## DO THIS:
Copy each line of the material below that includes the string "with".

BEGIN DATA SUPPLIED

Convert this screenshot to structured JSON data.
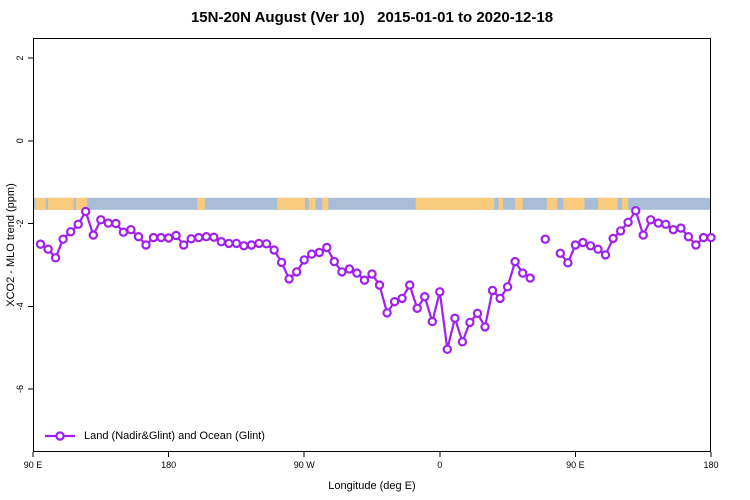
{
  "chart": {
    "title": "15N-20N August (Ver 10)   2015-01-01 to 2020-12-18",
    "xlabel": "Longitude (deg E)",
    "ylabel": "XCO2 - MLO trend (ppm)",
    "legend": {
      "label": "Land (Nadir&Glint) and Ocean (Glint)"
    }
  },
  "chart_data": {
    "type": "line",
    "title": "15N-20N August (Ver 10)   2015-01-01 to 2020-12-18",
    "xlabel": "Longitude (deg E)",
    "ylabel": "XCO2 - MLO trend (ppm)",
    "grid": false,
    "legend_position": "bottom-left-inside",
    "xlim_deg_east_unwrapped": [
      90,
      540
    ],
    "x_tick_positions": [
      90,
      180,
      270,
      360,
      450,
      540
    ],
    "x_tick_labels": [
      "90 E",
      "180",
      "90 W",
      "0",
      "90 E",
      "180"
    ],
    "ylim": [
      -7.5,
      2.5
    ],
    "y_tick_positions": [
      2,
      0,
      -2,
      -4,
      -6
    ],
    "y_tick_labels": [
      "2",
      "0",
      "-2",
      "-4",
      "-6"
    ],
    "series": [
      {
        "name": "Land (Nadir&Glint) and Ocean (Glint)",
        "color": "#A020F0",
        "marker": "open-circle",
        "x": [
          95,
          100,
          105,
          110,
          115,
          120,
          125,
          130,
          135,
          140,
          145,
          150,
          155,
          160,
          165,
          170,
          175,
          180,
          185,
          190,
          195,
          200,
          205,
          210,
          215,
          220,
          225,
          230,
          235,
          240,
          245,
          250,
          255,
          260,
          265,
          270,
          275,
          280,
          285,
          290,
          295,
          300,
          305,
          310,
          315,
          320,
          325,
          330,
          335,
          340,
          345,
          350,
          355,
          360,
          365,
          370,
          375,
          380,
          385,
          390,
          395,
          400,
          405,
          410,
          415,
          420,
          425,
          430,
          435,
          440,
          445,
          450,
          455,
          460,
          465,
          470,
          475,
          480,
          485,
          490,
          495,
          500,
          505,
          510,
          515,
          520,
          525,
          530,
          535,
          540
        ],
        "values": [
          -2.5,
          -2.62,
          -2.83,
          -2.38,
          -2.2,
          -2.02,
          -1.71,
          -2.28,
          -1.91,
          -1.99,
          -2.0,
          -2.21,
          -2.15,
          -2.32,
          -2.52,
          -2.34,
          -2.34,
          -2.35,
          -2.29,
          -2.52,
          -2.37,
          -2.34,
          -2.32,
          -2.33,
          -2.44,
          -2.48,
          -2.48,
          -2.54,
          -2.52,
          -2.48,
          -2.49,
          -2.64,
          -2.94,
          -3.34,
          -3.17,
          -2.88,
          -2.74,
          -2.7,
          -2.58,
          -2.92,
          -3.17,
          -3.1,
          -3.2,
          -3.37,
          -3.22,
          -3.49,
          -4.16,
          -3.89,
          -3.81,
          -3.49,
          -4.05,
          -3.77,
          -4.37,
          -3.65,
          -5.04,
          -4.29,
          -4.86,
          -4.39,
          -4.17,
          -4.5,
          -3.62,
          -3.81,
          -3.53,
          -2.92,
          -3.2,
          -3.32,
          null,
          -2.38,
          null,
          -2.72,
          -2.95,
          -2.52,
          -2.46,
          -2.54,
          -2.62,
          -2.76,
          -2.36,
          -2.18,
          -1.97,
          -1.69,
          -2.28,
          -1.91,
          -1.99,
          -2.02,
          -2.15,
          -2.11,
          -2.32,
          -2.52,
          -2.34,
          -2.34
        ]
      }
    ],
    "surface_type_band": {
      "y_top_ppm": -1.38,
      "y_bottom_ppm": -1.67,
      "ocean_color": "#A9BDD8",
      "land_color": "#F8CB7D",
      "land_segments_lon": [
        [
          91.5,
          98.5
        ],
        [
          100,
          117
        ],
        [
          118.5,
          126
        ],
        [
          199,
          204
        ],
        [
          252,
          270.5
        ],
        [
          273,
          277.5
        ],
        [
          282,
          286
        ],
        [
          344,
          396
        ],
        [
          399,
          402
        ],
        [
          410,
          415
        ],
        [
          431,
          438
        ],
        [
          442,
          456
        ],
        [
          465,
          478
        ],
        [
          481,
          485
        ]
      ]
    }
  }
}
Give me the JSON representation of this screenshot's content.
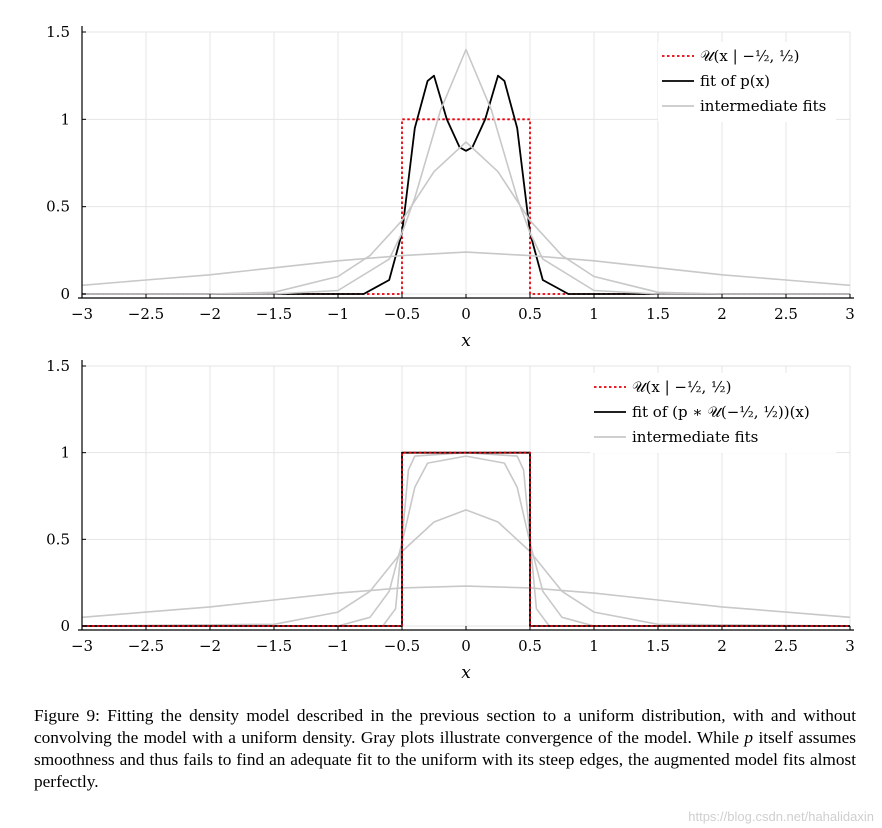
{
  "chart_data": [
    {
      "type": "line",
      "xlabel": "x",
      "xlim": [
        -3,
        3
      ],
      "ylim": [
        0,
        1.5
      ],
      "xticks": [
        -3,
        -2.5,
        -2,
        -1.5,
        -1,
        -0.5,
        0,
        0.5,
        1,
        1.5,
        2,
        2.5,
        3
      ],
      "xtick_labels": [
        "−3",
        "−2.5",
        "−2",
        "−1.5",
        "−1",
        "−0.5",
        "0",
        "0.5",
        "1",
        "1.5",
        "2",
        "2.5",
        "3"
      ],
      "yticks": [
        0,
        0.5,
        1,
        1.5
      ],
      "ytick_labels": [
        "0",
        "0.5",
        "1",
        "1.5"
      ],
      "grid": true,
      "legend_position": "top-right",
      "legend": [
        {
          "label": "𝒰(x | −½, ½)",
          "style": "dotted",
          "color": "#e8000b"
        },
        {
          "label": "fit of p(x)",
          "style": "solid",
          "color": "#000000"
        },
        {
          "label": "intermediate fits",
          "style": "solid",
          "color": "#c8c8c8"
        }
      ],
      "series": [
        {
          "name": "𝒰(x | −½, ½)",
          "color": "#e8000b",
          "style": "dotted",
          "x": [
            -3,
            -0.5,
            -0.5,
            0.5,
            0.5,
            3
          ],
          "y": [
            0,
            0,
            1,
            1,
            0,
            0
          ]
        },
        {
          "name": "fit of p(x)",
          "color": "#000000",
          "style": "solid",
          "x": [
            -3,
            -0.8,
            -0.6,
            -0.5,
            -0.4,
            -0.3,
            -0.25,
            -0.15,
            -0.05,
            0,
            0.05,
            0.15,
            0.25,
            0.3,
            0.4,
            0.5,
            0.6,
            0.8,
            3
          ],
          "y": [
            0,
            0,
            0.08,
            0.35,
            0.95,
            1.22,
            1.25,
            1.0,
            0.84,
            0.82,
            0.84,
            1.0,
            1.25,
            1.22,
            0.95,
            0.35,
            0.08,
            0,
            0
          ]
        },
        {
          "name": "intermediate fits",
          "color": "#c8c8c8",
          "style": "solid",
          "x": [
            -3,
            -1.5,
            -1,
            -0.6,
            -0.5,
            -0.4,
            -0.2,
            0,
            0.2,
            0.4,
            0.5,
            0.6,
            1,
            1.5,
            3
          ],
          "y": [
            0,
            0,
            0.02,
            0.2,
            0.35,
            0.55,
            1.05,
            1.4,
            1.05,
            0.55,
            0.35,
            0.2,
            0.02,
            0,
            0
          ]
        },
        {
          "name": "intermediate fits",
          "color": "#c8c8c8",
          "style": "solid",
          "x": [
            -3,
            -2,
            -1.5,
            -1,
            -0.75,
            -0.5,
            -0.25,
            0,
            0.25,
            0.5,
            0.75,
            1,
            1.5,
            2,
            3
          ],
          "y": [
            0,
            0,
            0.01,
            0.1,
            0.22,
            0.42,
            0.7,
            0.87,
            0.7,
            0.42,
            0.22,
            0.1,
            0.01,
            0,
            0
          ]
        },
        {
          "name": "intermediate fits",
          "color": "#c8c8c8",
          "style": "solid",
          "x": [
            -3,
            -2.5,
            -2,
            -1.5,
            -1,
            -0.5,
            0,
            0.5,
            1,
            1.5,
            2,
            2.5,
            3
          ],
          "y": [
            0.05,
            0.08,
            0.11,
            0.15,
            0.19,
            0.22,
            0.24,
            0.22,
            0.19,
            0.15,
            0.11,
            0.08,
            0.05
          ]
        }
      ]
    },
    {
      "type": "line",
      "xlabel": "x",
      "xlim": [
        -3,
        3
      ],
      "ylim": [
        0,
        1.5
      ],
      "xticks": [
        -3,
        -2.5,
        -2,
        -1.5,
        -1,
        -0.5,
        0,
        0.5,
        1,
        1.5,
        2,
        2.5,
        3
      ],
      "xtick_labels": [
        "−3",
        "−2.5",
        "−2",
        "−1.5",
        "−1",
        "−0.5",
        "0",
        "0.5",
        "1",
        "1.5",
        "2",
        "2.5",
        "3"
      ],
      "yticks": [
        0,
        0.5,
        1,
        1.5
      ],
      "ytick_labels": [
        "0",
        "0.5",
        "1",
        "1.5"
      ],
      "grid": true,
      "legend_position": "top-right",
      "legend": [
        {
          "label": "𝒰(x | −½, ½)",
          "style": "dotted",
          "color": "#e8000b"
        },
        {
          "label": "fit of (p ∗ 𝒰(−½, ½))(x)",
          "style": "solid",
          "color": "#000000"
        },
        {
          "label": "intermediate fits",
          "style": "solid",
          "color": "#c8c8c8"
        }
      ],
      "series": [
        {
          "name": "intermediate fits",
          "color": "#c8c8c8",
          "style": "solid",
          "x": [
            -3,
            -2.5,
            -2,
            -1.5,
            -1,
            -0.5,
            0,
            0.5,
            1,
            1.5,
            2,
            2.5,
            3
          ],
          "y": [
            0.05,
            0.08,
            0.11,
            0.15,
            0.19,
            0.22,
            0.23,
            0.22,
            0.19,
            0.15,
            0.11,
            0.08,
            0.05
          ]
        },
        {
          "name": "intermediate fits",
          "color": "#c8c8c8",
          "style": "solid",
          "x": [
            -3,
            -1.5,
            -1,
            -0.75,
            -0.5,
            -0.25,
            0,
            0.25,
            0.5,
            0.75,
            1,
            1.5,
            3
          ],
          "y": [
            0,
            0.01,
            0.08,
            0.2,
            0.43,
            0.6,
            0.67,
            0.6,
            0.43,
            0.2,
            0.08,
            0.01,
            0
          ]
        },
        {
          "name": "intermediate fits",
          "color": "#c8c8c8",
          "style": "solid",
          "x": [
            -3,
            -1,
            -0.75,
            -0.6,
            -0.5,
            -0.4,
            -0.3,
            0,
            0.3,
            0.4,
            0.5,
            0.6,
            0.75,
            1,
            3
          ],
          "y": [
            0,
            0,
            0.05,
            0.2,
            0.48,
            0.8,
            0.94,
            0.98,
            0.94,
            0.8,
            0.48,
            0.2,
            0.05,
            0,
            0
          ]
        },
        {
          "name": "intermediate fits",
          "color": "#c8c8c8",
          "style": "solid",
          "x": [
            -3,
            -0.65,
            -0.55,
            -0.5,
            -0.45,
            -0.4,
            0,
            0.4,
            0.45,
            0.5,
            0.55,
            0.65,
            3
          ],
          "y": [
            0,
            0,
            0.1,
            0.5,
            0.9,
            0.98,
            1.0,
            0.98,
            0.9,
            0.5,
            0.1,
            0,
            0
          ]
        },
        {
          "name": "fit of (p ∗ 𝒰(−½, ½))(x)",
          "color": "#000000",
          "style": "solid",
          "x": [
            -3,
            -0.5,
            -0.5,
            0.5,
            0.5,
            3
          ],
          "y": [
            0,
            0,
            1,
            1,
            0,
            0
          ]
        },
        {
          "name": "𝒰(x | −½, ½)",
          "color": "#e8000b",
          "style": "dotted",
          "x": [
            -3,
            -0.5,
            -0.5,
            0.5,
            0.5,
            3
          ],
          "y": [
            0,
            0,
            1,
            1,
            0,
            0
          ]
        }
      ]
    }
  ],
  "caption": {
    "label": "Figure 9:",
    "text_a": "Fitting the density model described in the previous section to a uniform distribution, with and without convolving the model with a uniform density. Gray plots illustrate convergence of the model. While",
    "math_p": "p",
    "text_b": "itself assumes smoothness and thus fails to find an adequate fit to the uniform with its steep edges, the augmented model fits almost perfectly."
  },
  "watermark": "https://blog.csdn.net/hahalidaxin"
}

END DATA SUPPLIED

## ANSWER IN FULL:
    "text_a": "Fitting the density model described in the previous section to a uniform distribution, with and without convolving the model with a uniform density. Gray plots illustrate convergence of the model. While",
    "text_b": "itself assumes smoothness and thus fails to find an adequate fit to the uniform with its steep edges, the augmented model fits almost perfectly."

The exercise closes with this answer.